* [WHAT YOU NEED TO DO]
Output all of the entries below precisely as written.

* [DATASET RECORDS]

* Begin *

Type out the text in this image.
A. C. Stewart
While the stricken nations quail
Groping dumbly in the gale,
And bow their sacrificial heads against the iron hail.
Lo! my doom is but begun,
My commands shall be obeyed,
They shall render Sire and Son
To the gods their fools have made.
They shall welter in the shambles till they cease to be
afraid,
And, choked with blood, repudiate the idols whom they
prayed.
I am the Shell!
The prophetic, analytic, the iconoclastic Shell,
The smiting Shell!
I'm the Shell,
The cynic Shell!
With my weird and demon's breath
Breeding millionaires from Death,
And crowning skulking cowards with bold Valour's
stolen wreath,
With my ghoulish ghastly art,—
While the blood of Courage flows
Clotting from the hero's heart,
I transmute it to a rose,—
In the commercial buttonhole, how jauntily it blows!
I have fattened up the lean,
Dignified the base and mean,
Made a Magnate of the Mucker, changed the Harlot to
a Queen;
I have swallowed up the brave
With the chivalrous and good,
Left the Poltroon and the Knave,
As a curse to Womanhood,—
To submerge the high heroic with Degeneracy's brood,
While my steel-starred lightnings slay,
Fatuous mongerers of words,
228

* End *

* [THE COMPLETED TASK]
Type out the text in this image.
A. C. Stewart
While the stricken nations quail
Groping dumbly in the gale,
And bow their sacrificial heads against the iron hail.
Lo! my doom is but begun,
My commands shall be obeyed,
They shall render Sire and Son
To the gods their fools have made.
They shall welter in the shambles till they cease to be
afraid,
And, choked with blood, repudiate the idols whom they
prayed.
I am the Shell!
The prophetic, analytic, the iconoclastic Shell,
The smiting Shell!
I'm the Shell,
The cynic Shell!
With my weird and demon's breath
Breeding millionaires from Death,
And crowning skulking cowards with bold Valour's
stolen wreath,
With my ghoulish ghastly art,—
While the blood of Courage flows
Clotting from the hero's heart,
I transmute it to a rose,—
In the commercial buttonhole, how jauntily it blows!
I have fattened up the lean,
Dignified the base and mean,
Made a Magnate of the Mucker, changed the Harlot to
a Queen;
I have swallowed up the brave
With the chivalrous and good,
Left the Poltroon and the Knave,
As a curse to Womanhood,—
To submerge the high heroic with Degeneracy's brood,
While my steel-starred lightnings slay,
Fatuous mongerers of words,
228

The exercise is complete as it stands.